> What needs to be done: Collect each line containing "coated".
▽
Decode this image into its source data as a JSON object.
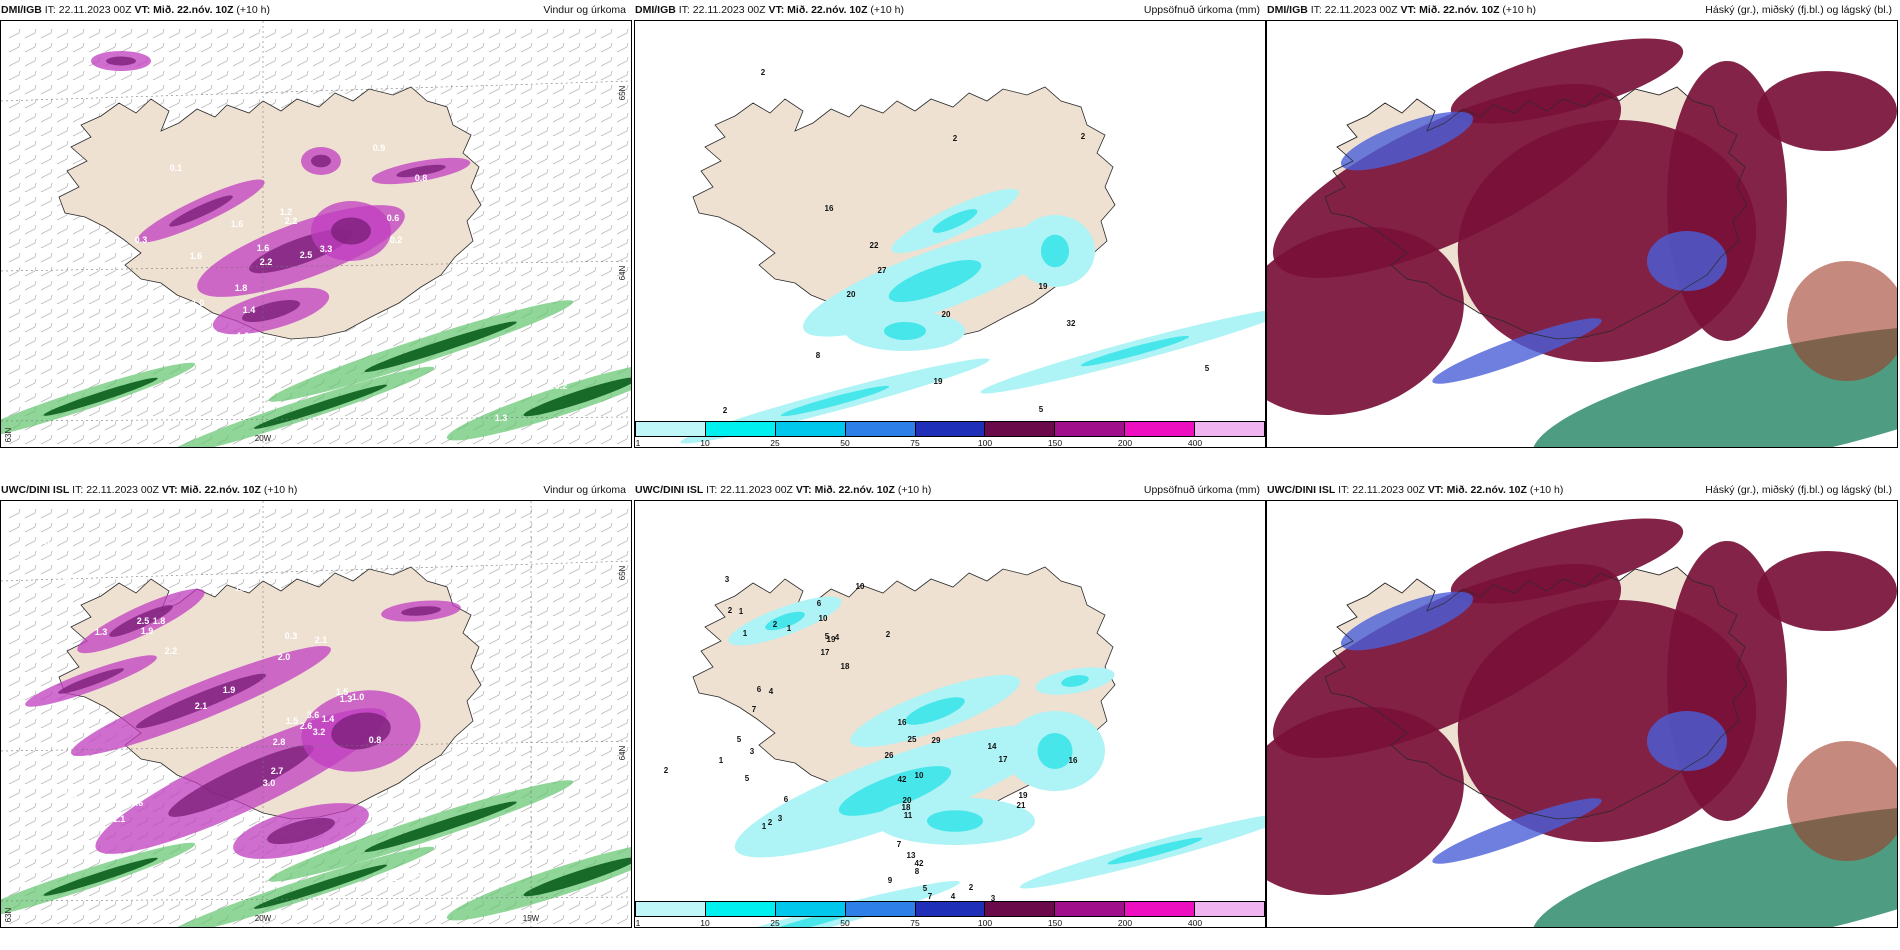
{
  "colors": {
    "land": "#efe1d2",
    "coast": "#2b2b2b",
    "precip_light": "#aef3f5",
    "precip_mid": "#46e6ea",
    "magenta_dark": "#7d1f7a",
    "magenta": "#c03ec0",
    "magenta_light": "#e9a8ec",
    "green_dark": "#0b5e1d",
    "green": "#5fc46c",
    "green_light": "#c9efca",
    "cloud_high": "#7a1038",
    "cloud_mid": "#4a5fd8",
    "cloud_low": "#2f8c6d",
    "cloud_orange": "#9f3a27"
  },
  "colorbar": {
    "swatch_colors": [
      "#bff6f8",
      "#00f0f0",
      "#00c8ec",
      "#2f7fe8",
      "#1f2fb8",
      "#6a0a4a",
      "#a0108a",
      "#ec10c0",
      "#f0b4f0"
    ],
    "labels": [
      "1",
      "10",
      "25",
      "50",
      "75",
      "100",
      "150",
      "200",
      "400"
    ]
  },
  "panels": [
    {
      "model": "DMI/IGB",
      "it_label": "IT:",
      "it_value": "22.11.2023 00Z",
      "vt_label": "VT:",
      "vt_value": "Mið. 22.nóv. 10Z",
      "lead": "(+10 h)",
      "product": "Vindur og úrkoma",
      "axis_labels": [
        "65N",
        "64N",
        "63N",
        "20W"
      ],
      "values": [
        "0.1",
        "0.9",
        "0.2",
        "0.3",
        "0.6",
        "0.8",
        "2.2",
        "1.6",
        "1.6",
        "1.2",
        "2.5",
        "3.3",
        "2.2",
        "1.8",
        "1.0",
        "1.4",
        "1.6",
        "1.0",
        "3.3",
        "2.8",
        "1.0",
        "0.6",
        "1.0",
        "0.2",
        "0.2",
        "1.3"
      ]
    },
    {
      "model": "DMI/IGB",
      "it_label": "IT:",
      "it_value": "22.11.2023 00Z",
      "vt_label": "VT:",
      "vt_value": "Mið. 22.nóv. 10Z",
      "lead": "(+10 h)",
      "product": "Uppsöfnuð úrkoma (mm)",
      "values": [
        "2",
        "2",
        "2",
        "16",
        "22",
        "27",
        "20",
        "19",
        "20",
        "32",
        "8",
        "5",
        "19",
        "5",
        "2"
      ]
    },
    {
      "model": "DMI/IGB",
      "it_label": "IT:",
      "it_value": "22.11.2023 00Z",
      "vt_label": "VT:",
      "vt_value": "Mið. 22.nóv. 10Z",
      "lead": "(+10 h)",
      "product": "Háský (gr.), miðský (fj.bl.) og lágský (bl.)"
    },
    {
      "model": "UWC/DINI ISL",
      "it_label": "IT:",
      "it_value": "22.11.2023 00Z",
      "vt_label": "VT:",
      "vt_value": "Mið. 22.nóv. 10Z",
      "lead": "(+10 h)",
      "product": "Vindur og úrkoma",
      "axis_labels": [
        "65N",
        "64N",
        "63N",
        "20W",
        "15W"
      ],
      "values": [
        "0.3",
        "0.6",
        "1.6",
        "1.3",
        "1.9",
        "2.5",
        "1.2",
        "1.8",
        "0.3",
        "2.1",
        "2.2",
        "2.6",
        "3.2",
        "1.9",
        "2.1",
        "2.0",
        "3.6",
        "2.8",
        "1.5",
        "1.0",
        "2.7",
        "3.0",
        "1.3",
        "1.4",
        "1.5",
        "0.8",
        "0.6",
        "0.6",
        "1.1",
        "0.5",
        "1.3",
        "0.8",
        "0.3",
        "0.2",
        "0.1"
      ]
    },
    {
      "model": "UWC/DINI ISL",
      "it_label": "IT:",
      "it_value": "22.11.2023 00Z",
      "vt_label": "VT:",
      "vt_value": "Mið. 22.nóv. 10Z",
      "lead": "(+10 h)",
      "product": "Uppsöfnuð úrkoma (mm)",
      "values": [
        "3",
        "2",
        "1",
        "1",
        "2",
        "10",
        "6",
        "10",
        "5",
        "4",
        "17",
        "19",
        "18",
        "2",
        "1",
        "6",
        "7",
        "5",
        "1",
        "3",
        "2",
        "4",
        "25",
        "29",
        "26",
        "16",
        "42",
        "20",
        "18",
        "10",
        "14",
        "17",
        "16",
        "19",
        "21",
        "11",
        "7",
        "5",
        "6",
        "3",
        "2",
        "1",
        "13",
        "42",
        "8",
        "9",
        "5",
        "7",
        "4",
        "2",
        "3"
      ]
    },
    {
      "model": "UWC/DINI ISL",
      "it_label": "IT:",
      "it_value": "22.11.2023 00Z",
      "vt_label": "VT:",
      "vt_value": "Mið. 22.nóv. 10Z",
      "lead": "(+10 h)",
      "product": "Háský (gr.), miðský (fj.bl.) og lágský (bl.)"
    }
  ]
}
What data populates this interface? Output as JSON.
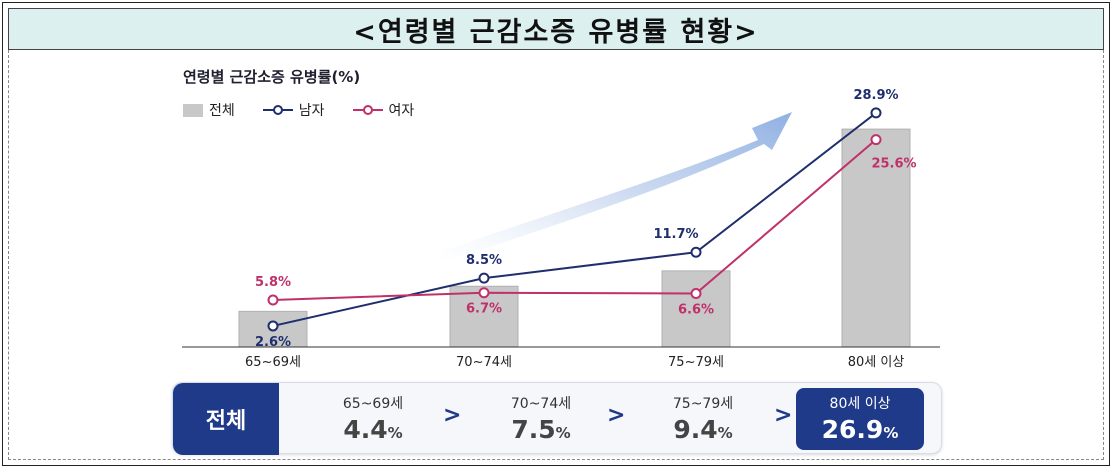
{
  "page_title": "<연령별 근감소증 유병률 현황>",
  "chart_data": {
    "type": "bar+line",
    "title": "연령별 근감소증 유병률(%)",
    "categories": [
      "65~69세",
      "70~74세",
      "75~79세",
      "80세 이상"
    ],
    "ylim": [
      0,
      30
    ],
    "series": [
      {
        "name": "전체",
        "kind": "bar",
        "color": "#c8c8c8",
        "values": [
          4.4,
          7.5,
          9.4,
          26.9
        ]
      },
      {
        "name": "남자",
        "kind": "line",
        "color": "#1f2f6e",
        "values": [
          2.6,
          8.5,
          11.7,
          28.9
        ],
        "labels": [
          "2.6%",
          "8.5%",
          "11.7%",
          "28.9%"
        ]
      },
      {
        "name": "여자",
        "kind": "line",
        "color": "#c0306a",
        "values": [
          5.8,
          6.7,
          6.6,
          25.6
        ],
        "labels": [
          "5.8%",
          "6.7%",
          "6.6%",
          "25.6%"
        ]
      }
    ],
    "legend": "top-left",
    "grid": false
  },
  "summary": {
    "label": "전체",
    "items": [
      {
        "age": "65~69세",
        "value": "4.4",
        "unit": "%"
      },
      {
        "age": "70~74세",
        "value": "7.5",
        "unit": "%"
      },
      {
        "age": "75~79세",
        "value": "9.4",
        "unit": "%"
      },
      {
        "age": "80세 이상",
        "value": "26.9",
        "unit": "%"
      }
    ],
    "arrow": ">"
  }
}
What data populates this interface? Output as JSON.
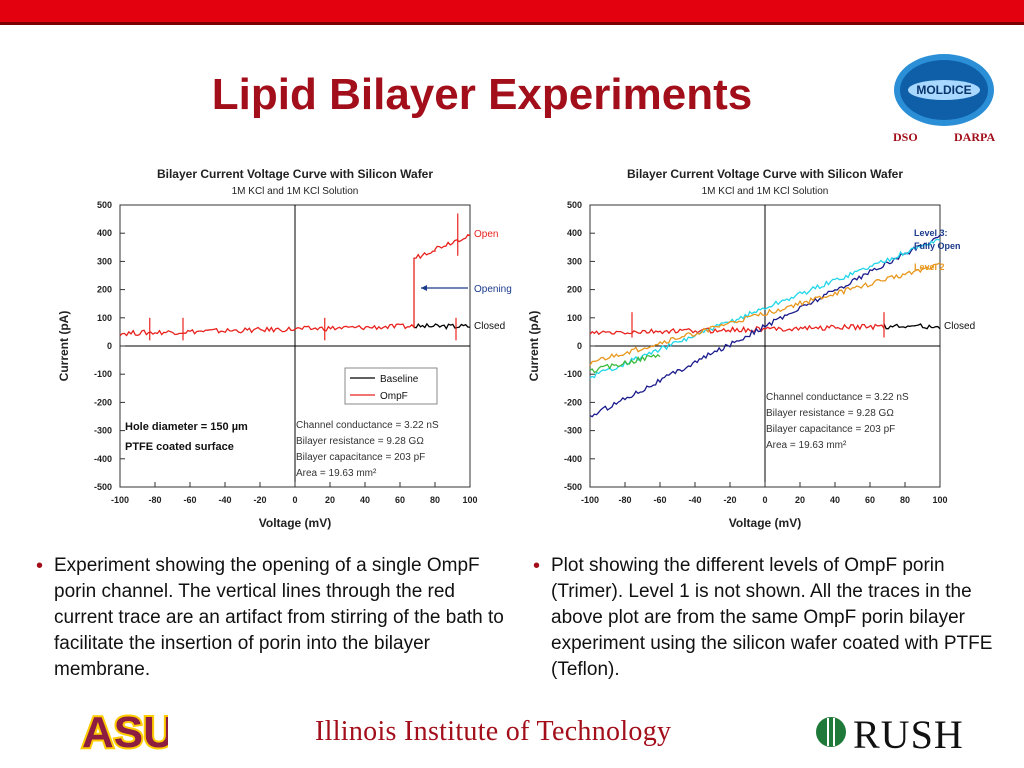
{
  "slide": {
    "title": "Lipid Bilayer Experiments",
    "sponsors": [
      "DSO",
      "DARPA"
    ],
    "logo_text": "MOLDICE",
    "footer": {
      "asu": "ASU",
      "iit": "Illinois Institute of Technology",
      "rush": "RUSH"
    }
  },
  "bullets": [
    "Experiment showing the opening of a single OmpF porin channel. The vertical lines through the red current trace are an artifact from stirring of the bath to facilitate the insertion of porin into the bilayer membrane.",
    "Plot showing the different levels of OmpF porin (Trimer). Level 1 is not shown. All the traces in the above plot are from the same OmpF porin bilayer experiment using the silicon wafer coated with PTFE (Teflon)."
  ],
  "chart_data": [
    {
      "type": "line",
      "title": "Bilayer Current Voltage Curve with Silicon Wafer",
      "subtitle": "1M KCl and 1M KCl Solution",
      "xlabel": "Voltage (mV)",
      "ylabel": "Current (pA)",
      "xlim": [
        -100,
        100
      ],
      "ylim": [
        -500,
        500
      ],
      "xticks": [
        "-100",
        "-80",
        "-60",
        "-40",
        "-20",
        "0",
        "20",
        "40",
        "60",
        "80",
        "100"
      ],
      "yticks": [
        "500",
        "400",
        "300",
        "200",
        "100",
        "0",
        "-100",
        "-200",
        "-300",
        "-400",
        "-500"
      ],
      "legend": [
        "Baseline",
        "OmpF"
      ],
      "annotations": [
        "Open",
        "Opening",
        "Closed"
      ],
      "notes": [
        "Hole diameter = 150 µm",
        "PTFE coated surface"
      ],
      "stats": [
        "Channel conductance = 3.22 nS",
        "Bilayer resistance = 9.28 GΩ",
        "Bilayer capacitance = 203 pF",
        "Area = 19.63 mm²"
      ],
      "series": [
        {
          "name": "Baseline",
          "color": "#000000",
          "x": [
            68,
            100
          ],
          "y": [
            70,
            70
          ]
        },
        {
          "name": "OmpF",
          "color": "#e8231e",
          "x": [
            -100,
            68,
            68,
            80,
            100
          ],
          "y": [
            45,
            70,
            310,
            345,
            395
          ]
        }
      ]
    },
    {
      "type": "line",
      "title": "Bilayer Current Voltage Curve with Silicon Wafer",
      "subtitle": "1M KCl and 1M KCl Solution",
      "xlabel": "Voltage (mV)",
      "ylabel": "Current (pA)",
      "xlim": [
        -100,
        100
      ],
      "ylim": [
        -500,
        500
      ],
      "xticks": [
        "-100",
        "-80",
        "-60",
        "-40",
        "-20",
        "0",
        "20",
        "40",
        "60",
        "80",
        "100"
      ],
      "yticks": [
        "500",
        "400",
        "300",
        "200",
        "100",
        "0",
        "-100",
        "-200",
        "-300",
        "-400",
        "-500"
      ],
      "annotations": [
        "Level 3:",
        "Fully Open",
        "Level 2",
        "Closed"
      ],
      "stats": [
        "Channel conductance = 3.22 nS",
        "Bilayer resistance = 9.28 GΩ",
        "Bilayer capacitance = 203 pF",
        "Area = 19.63 mm²"
      ],
      "series": [
        {
          "name": "Closed",
          "color": "#e8231e",
          "x": [
            -100,
            68
          ],
          "y": [
            45,
            70
          ]
        },
        {
          "name": "Closed",
          "color": "#000000",
          "x": [
            68,
            100
          ],
          "y": [
            70,
            70
          ]
        },
        {
          "name": "Level 3: Fully Open",
          "color": "#1a1a8c",
          "x": [
            -100,
            100
          ],
          "y": [
            -250,
            390
          ]
        },
        {
          "name": "Level 3: Fully Open",
          "color": "#22d6e8",
          "x": [
            -100,
            100
          ],
          "y": [
            -110,
            380
          ]
        },
        {
          "name": "Level 2",
          "color": "#e8981e",
          "x": [
            -100,
            100
          ],
          "y": [
            -60,
            290
          ]
        },
        {
          "name": "Level 2",
          "color": "#3dbb3d",
          "x": [
            -100,
            -60
          ],
          "y": [
            -90,
            -30
          ]
        }
      ]
    }
  ]
}
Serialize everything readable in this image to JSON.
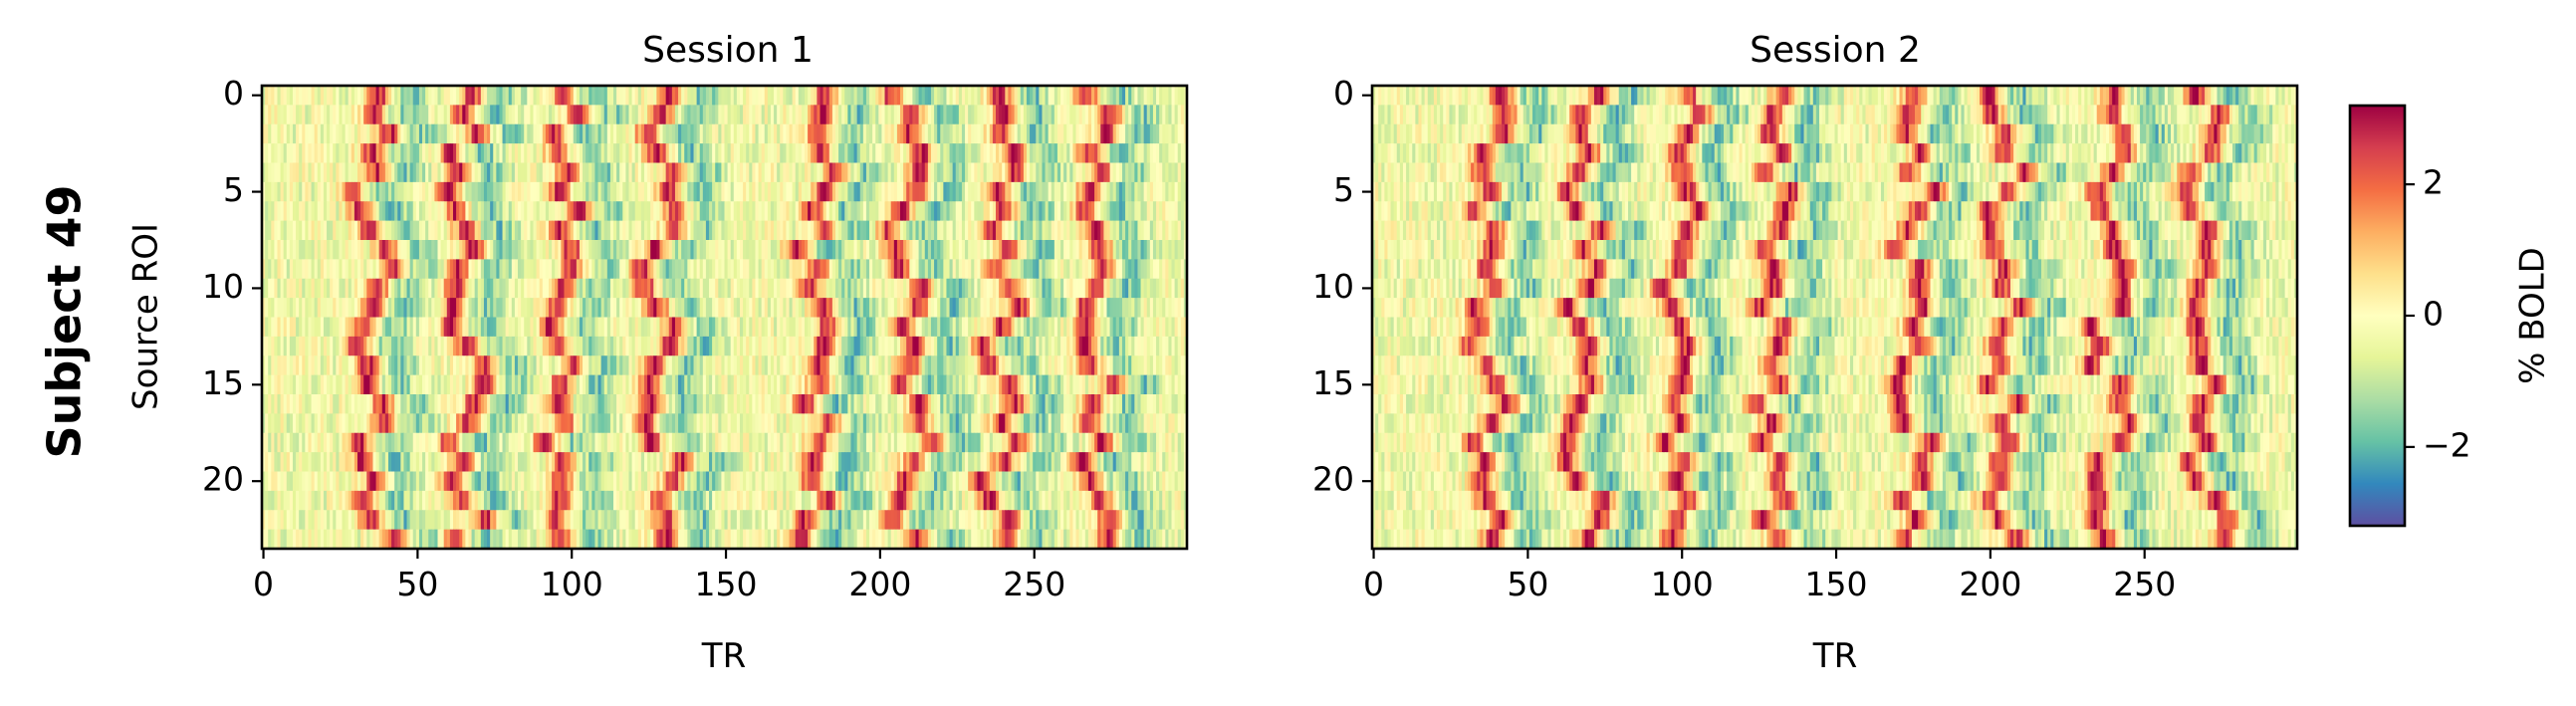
△
> Reply to the task:
    "Plot showing the different levels of OmpF porin (Trimer). Level 1 is not shown. All the traces in the above plot are from the same OmpF porin bilayer experiment using the silicon wafer coated with PTFE (Teflon)."
        "PTFE coated surface"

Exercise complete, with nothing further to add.